_GIVEN PROBLEM:_ Output each entry below as it stands, leaving out every picture.

_RECORD SET:_
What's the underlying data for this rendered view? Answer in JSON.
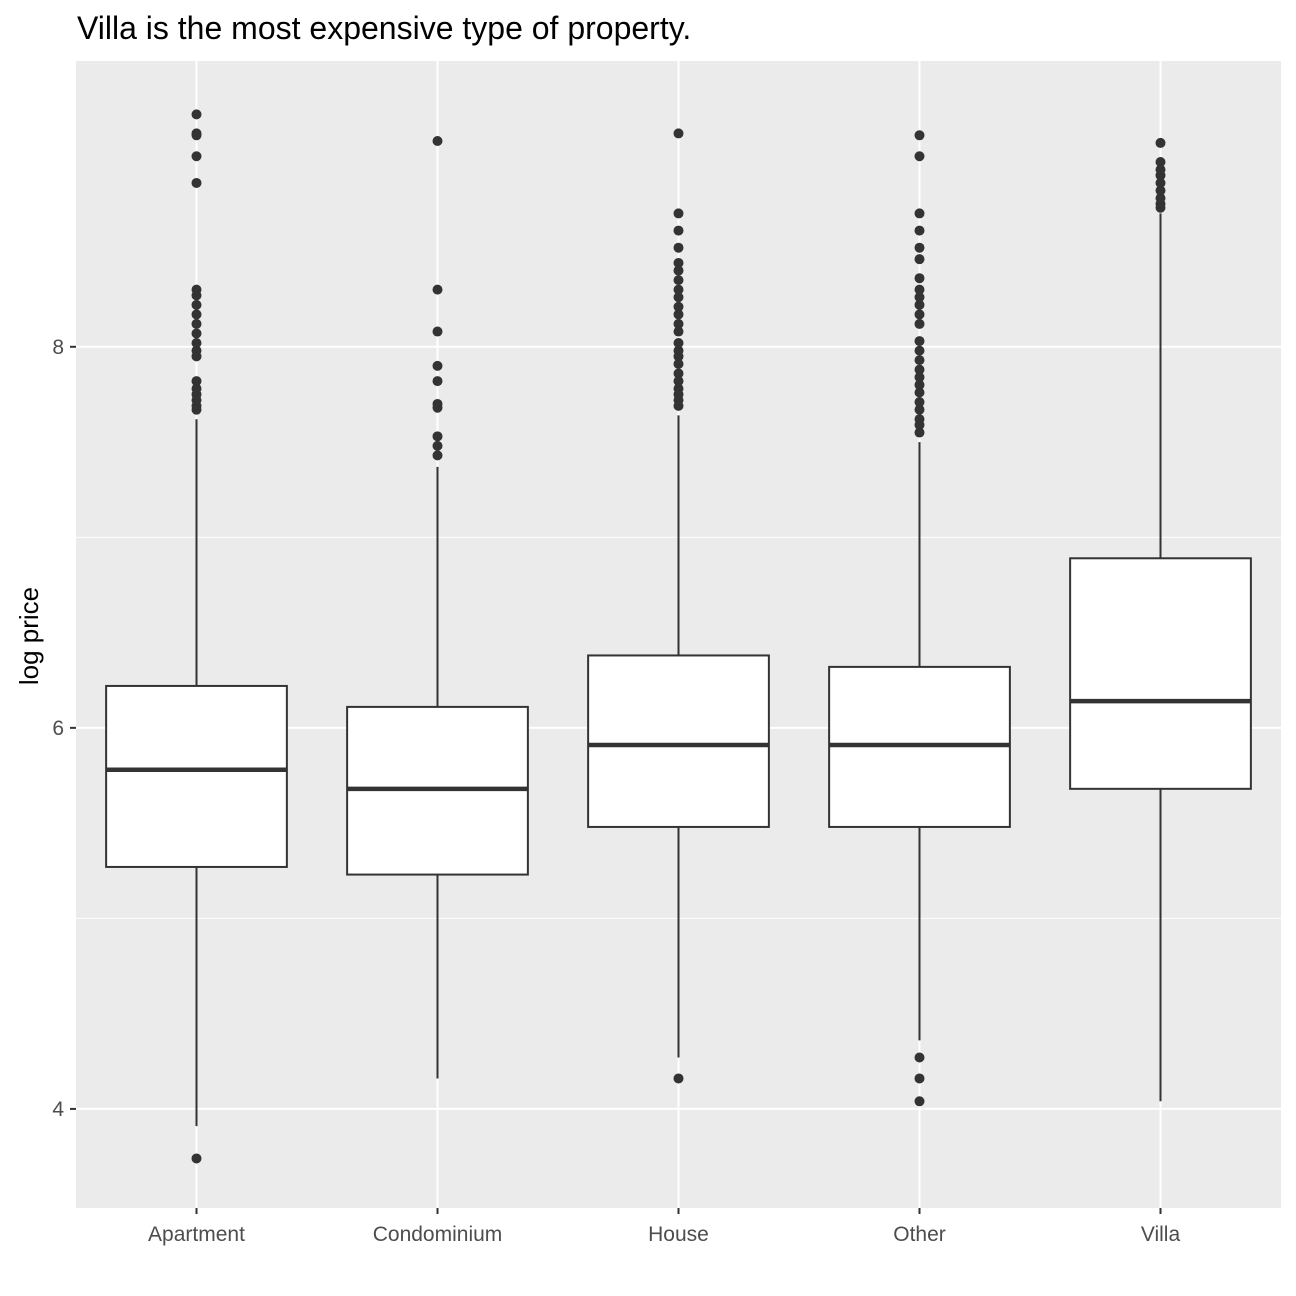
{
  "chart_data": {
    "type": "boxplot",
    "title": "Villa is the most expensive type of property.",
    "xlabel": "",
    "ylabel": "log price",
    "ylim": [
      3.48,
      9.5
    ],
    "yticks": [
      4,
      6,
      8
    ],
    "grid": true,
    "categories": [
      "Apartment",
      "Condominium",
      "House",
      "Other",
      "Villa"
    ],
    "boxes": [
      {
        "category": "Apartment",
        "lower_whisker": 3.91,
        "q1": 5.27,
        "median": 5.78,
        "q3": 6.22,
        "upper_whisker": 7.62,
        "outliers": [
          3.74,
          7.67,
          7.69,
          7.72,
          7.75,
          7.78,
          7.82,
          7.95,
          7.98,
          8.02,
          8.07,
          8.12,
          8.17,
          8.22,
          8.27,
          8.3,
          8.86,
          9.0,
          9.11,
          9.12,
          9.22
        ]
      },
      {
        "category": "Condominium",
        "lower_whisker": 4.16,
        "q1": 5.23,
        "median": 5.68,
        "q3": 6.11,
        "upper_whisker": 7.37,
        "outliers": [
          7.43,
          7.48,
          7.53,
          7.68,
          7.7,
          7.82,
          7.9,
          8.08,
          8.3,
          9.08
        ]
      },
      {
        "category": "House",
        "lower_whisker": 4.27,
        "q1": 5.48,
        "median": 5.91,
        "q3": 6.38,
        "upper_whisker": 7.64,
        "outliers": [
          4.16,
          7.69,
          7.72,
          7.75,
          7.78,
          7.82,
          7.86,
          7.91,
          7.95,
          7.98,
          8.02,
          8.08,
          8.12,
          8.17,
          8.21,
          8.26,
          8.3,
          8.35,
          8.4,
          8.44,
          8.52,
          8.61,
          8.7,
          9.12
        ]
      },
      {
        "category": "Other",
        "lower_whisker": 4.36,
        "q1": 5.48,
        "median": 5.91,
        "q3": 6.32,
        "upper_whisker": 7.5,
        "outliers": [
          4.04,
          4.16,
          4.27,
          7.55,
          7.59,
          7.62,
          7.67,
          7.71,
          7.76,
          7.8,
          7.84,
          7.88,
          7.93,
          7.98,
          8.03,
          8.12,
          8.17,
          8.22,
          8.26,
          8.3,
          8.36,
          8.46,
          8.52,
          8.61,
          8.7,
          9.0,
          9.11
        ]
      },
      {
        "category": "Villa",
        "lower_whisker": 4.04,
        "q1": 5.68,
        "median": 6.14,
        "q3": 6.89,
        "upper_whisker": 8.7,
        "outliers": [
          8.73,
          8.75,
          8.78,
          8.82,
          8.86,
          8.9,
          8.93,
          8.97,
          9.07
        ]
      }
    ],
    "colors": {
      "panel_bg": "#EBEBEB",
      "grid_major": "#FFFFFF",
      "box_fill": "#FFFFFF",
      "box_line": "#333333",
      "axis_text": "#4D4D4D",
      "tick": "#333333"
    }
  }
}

_OUTPUT OF THE EXERCISE:_
What's the underlying data for this rendered view? Answer in JSON.
{
  "chart_data": {
    "type": "boxplot",
    "title": "Villa is the most expensive type of property.",
    "xlabel": "",
    "ylabel": "log price",
    "ylim": [
      3.48,
      9.5
    ],
    "yticks": [
      4,
      6,
      8
    ],
    "grid": true,
    "categories": [
      "Apartment",
      "Condominium",
      "House",
      "Other",
      "Villa"
    ],
    "boxes": [
      {
        "category": "Apartment",
        "lower_whisker": 3.91,
        "q1": 5.27,
        "median": 5.78,
        "q3": 6.22,
        "upper_whisker": 7.62,
        "outliers": [
          3.74,
          7.67,
          7.69,
          7.72,
          7.75,
          7.78,
          7.82,
          7.95,
          7.98,
          8.02,
          8.07,
          8.12,
          8.17,
          8.22,
          8.27,
          8.3,
          8.86,
          9.0,
          9.11,
          9.12,
          9.22
        ]
      },
      {
        "category": "Condominium",
        "lower_whisker": 4.16,
        "q1": 5.23,
        "median": 5.68,
        "q3": 6.11,
        "upper_whisker": 7.37,
        "outliers": [
          7.43,
          7.48,
          7.53,
          7.68,
          7.7,
          7.82,
          7.9,
          8.08,
          8.3,
          9.08
        ]
      },
      {
        "category": "House",
        "lower_whisker": 4.27,
        "q1": 5.48,
        "median": 5.91,
        "q3": 6.38,
        "upper_whisker": 7.64,
        "outliers": [
          4.16,
          7.69,
          7.72,
          7.75,
          7.78,
          7.82,
          7.86,
          7.91,
          7.95,
          7.98,
          8.02,
          8.08,
          8.12,
          8.17,
          8.21,
          8.26,
          8.3,
          8.35,
          8.4,
          8.44,
          8.52,
          8.61,
          8.7,
          9.12
        ]
      },
      {
        "category": "Other",
        "lower_whisker": 4.36,
        "q1": 5.48,
        "median": 5.91,
        "q3": 6.32,
        "upper_whisker": 7.5,
        "outliers": [
          4.04,
          4.16,
          4.27,
          7.55,
          7.59,
          7.62,
          7.67,
          7.71,
          7.76,
          7.8,
          7.84,
          7.88,
          7.93,
          7.98,
          8.03,
          8.12,
          8.17,
          8.22,
          8.26,
          8.3,
          8.36,
          8.46,
          8.52,
          8.61,
          8.7,
          9.0,
          9.11
        ]
      },
      {
        "category": "Villa",
        "lower_whisker": 4.04,
        "q1": 5.68,
        "median": 6.14,
        "q3": 6.89,
        "upper_whisker": 8.7,
        "outliers": [
          8.73,
          8.75,
          8.78,
          8.82,
          8.86,
          8.9,
          8.93,
          8.97,
          9.07
        ]
      }
    ],
    "colors": {
      "panel_bg": "#EBEBEB",
      "grid_major": "#FFFFFF",
      "box_fill": "#FFFFFF",
      "box_line": "#333333",
      "axis_text": "#4D4D4D",
      "tick": "#333333"
    }
  }
}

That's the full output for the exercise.